**Extrait:**
Collaborations futures

Mais c’est la collaboration future qui nous intéresse ici au plus haut point. Car elle devrait permettre à la France, en se faisant tirer par la forte dynamique de son allié, de faire un saut vers le futur dans la recherche scientifique et les technologies avancées.

Jusqu’à présent, dans sa collaboration avec la Chine, la France a pu se prévaloir des secteurs d’excellence hérités des Trente glorieuses et du « rêve » que le général de Gaulle a su inspirer à la France. Mais le partenariat Chine-France est aujourd’hui fait d’une puissance scientifique et économique en pleine expansion, et d’une autre, guettée par les démons du déclin, malgré ses très nombreux atouts.

Plusieurs domaines de coopération dans les secteurs de pointe intéressent l’Institut Schiller :

  • Le spatial, que la Chine a réveillé d’une longue période d’endormissement et pour lequel la France à un savoir-faire remarquable. Cela devrait lui permettre d’aller au-delà de la logique commerciale des lanceurs Ariane et de raviver sa flamme pour l’exploration spatiale avec, en ligne de mire, la Lune et Mars, ainsi que les vols spatiaux habités.

**Énoncé:**
Recopiez mot pour mot le passage de l'extrait sur la coopération franco-chinoise, de « Collaborations futures » à « très nombreux atouts. ». Les enregistrements forment un matériau à part, indépendant de l'extrait.

**Données extraites:**
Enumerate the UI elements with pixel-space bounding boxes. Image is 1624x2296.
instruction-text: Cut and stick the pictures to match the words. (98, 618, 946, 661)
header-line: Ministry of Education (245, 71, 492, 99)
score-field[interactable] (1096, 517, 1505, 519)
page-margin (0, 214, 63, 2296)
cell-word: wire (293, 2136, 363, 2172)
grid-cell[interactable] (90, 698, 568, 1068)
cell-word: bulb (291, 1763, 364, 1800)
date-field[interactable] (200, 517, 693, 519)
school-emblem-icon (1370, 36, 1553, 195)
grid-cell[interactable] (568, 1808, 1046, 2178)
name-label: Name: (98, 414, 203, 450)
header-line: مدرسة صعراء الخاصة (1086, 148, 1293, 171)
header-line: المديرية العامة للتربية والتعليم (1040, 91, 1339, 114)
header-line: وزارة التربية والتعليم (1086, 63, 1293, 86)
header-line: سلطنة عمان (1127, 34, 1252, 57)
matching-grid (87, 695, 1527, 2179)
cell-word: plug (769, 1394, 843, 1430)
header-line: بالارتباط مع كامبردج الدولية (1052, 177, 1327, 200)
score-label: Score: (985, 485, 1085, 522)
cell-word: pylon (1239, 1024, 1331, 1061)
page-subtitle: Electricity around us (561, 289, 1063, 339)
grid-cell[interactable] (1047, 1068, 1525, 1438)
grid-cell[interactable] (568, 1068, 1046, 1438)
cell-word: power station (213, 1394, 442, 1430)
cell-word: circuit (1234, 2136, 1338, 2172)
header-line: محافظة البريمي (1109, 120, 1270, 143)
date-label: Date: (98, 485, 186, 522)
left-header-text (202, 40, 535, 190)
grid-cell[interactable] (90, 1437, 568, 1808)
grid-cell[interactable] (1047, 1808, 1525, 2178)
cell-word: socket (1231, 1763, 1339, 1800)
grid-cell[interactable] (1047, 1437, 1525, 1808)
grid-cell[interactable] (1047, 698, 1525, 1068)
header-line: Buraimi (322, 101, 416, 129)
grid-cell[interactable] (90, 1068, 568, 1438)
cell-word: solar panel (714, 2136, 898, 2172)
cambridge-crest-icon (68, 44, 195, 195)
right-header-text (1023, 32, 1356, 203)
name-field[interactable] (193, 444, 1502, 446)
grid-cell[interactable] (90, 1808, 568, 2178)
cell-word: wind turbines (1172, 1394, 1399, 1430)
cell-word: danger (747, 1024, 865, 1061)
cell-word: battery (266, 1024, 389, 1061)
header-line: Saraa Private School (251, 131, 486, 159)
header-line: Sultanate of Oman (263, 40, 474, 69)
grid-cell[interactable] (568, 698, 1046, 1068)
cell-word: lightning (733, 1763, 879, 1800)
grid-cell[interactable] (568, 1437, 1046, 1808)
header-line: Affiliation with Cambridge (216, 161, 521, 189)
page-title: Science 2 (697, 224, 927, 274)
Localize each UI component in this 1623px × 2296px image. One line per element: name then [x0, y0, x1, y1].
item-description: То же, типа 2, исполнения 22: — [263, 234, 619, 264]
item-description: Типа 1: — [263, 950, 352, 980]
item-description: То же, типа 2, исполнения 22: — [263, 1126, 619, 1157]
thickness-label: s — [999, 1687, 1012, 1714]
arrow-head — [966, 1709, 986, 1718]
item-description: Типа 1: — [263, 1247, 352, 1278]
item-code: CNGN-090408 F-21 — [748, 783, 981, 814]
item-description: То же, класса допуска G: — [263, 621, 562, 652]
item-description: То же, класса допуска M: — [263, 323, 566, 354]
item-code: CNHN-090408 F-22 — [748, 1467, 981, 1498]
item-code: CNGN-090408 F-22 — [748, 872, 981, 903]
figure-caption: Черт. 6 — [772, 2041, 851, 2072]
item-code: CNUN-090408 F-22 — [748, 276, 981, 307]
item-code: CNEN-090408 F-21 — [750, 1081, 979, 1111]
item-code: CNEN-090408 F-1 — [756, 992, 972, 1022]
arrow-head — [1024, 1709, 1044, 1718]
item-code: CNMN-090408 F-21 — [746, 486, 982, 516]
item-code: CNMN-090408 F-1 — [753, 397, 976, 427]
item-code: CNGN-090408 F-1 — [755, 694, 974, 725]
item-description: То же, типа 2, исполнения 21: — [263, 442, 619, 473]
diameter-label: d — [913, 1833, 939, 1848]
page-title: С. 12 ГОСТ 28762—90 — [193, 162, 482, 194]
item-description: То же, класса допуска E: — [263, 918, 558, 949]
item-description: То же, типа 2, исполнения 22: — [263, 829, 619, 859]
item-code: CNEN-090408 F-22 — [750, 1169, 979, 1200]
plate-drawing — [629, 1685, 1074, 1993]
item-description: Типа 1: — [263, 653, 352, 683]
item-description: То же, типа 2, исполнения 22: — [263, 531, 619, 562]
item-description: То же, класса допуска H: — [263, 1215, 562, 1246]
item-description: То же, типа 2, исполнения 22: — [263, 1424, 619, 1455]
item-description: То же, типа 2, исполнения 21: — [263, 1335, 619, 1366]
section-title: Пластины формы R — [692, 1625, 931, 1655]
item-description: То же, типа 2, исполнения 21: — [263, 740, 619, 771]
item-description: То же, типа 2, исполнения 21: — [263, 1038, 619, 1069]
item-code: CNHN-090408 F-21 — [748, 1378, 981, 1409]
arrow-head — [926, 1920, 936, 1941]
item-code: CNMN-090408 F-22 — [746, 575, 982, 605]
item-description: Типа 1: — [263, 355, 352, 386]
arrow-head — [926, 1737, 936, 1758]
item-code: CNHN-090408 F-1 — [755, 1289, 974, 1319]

**Corrigé:**
Collaborations futures

Mais c’est la collaboration future qui nous intéresse ici au plus haut point. Car elle devrait permettre à la France, en se faisant tirer par la forte dynamique de son allié, de faire un saut vers le futur dans la recherche scientifique et les technologies avancées.

Jusqu’à présent, dans sa collaboration avec la Chine, la France a pu se prévaloir des secteurs d’excellence hérités des Trente glorieuses et du « rêve » que le général de Gaulle a su inspirer à la France. Mais le partenariat Chine-France est aujourd’hui fait d’une puissance scientifique et économique en pleine expansion, et d’une autre, guettée par les démons du déclin, malgré ses très nombreux atouts.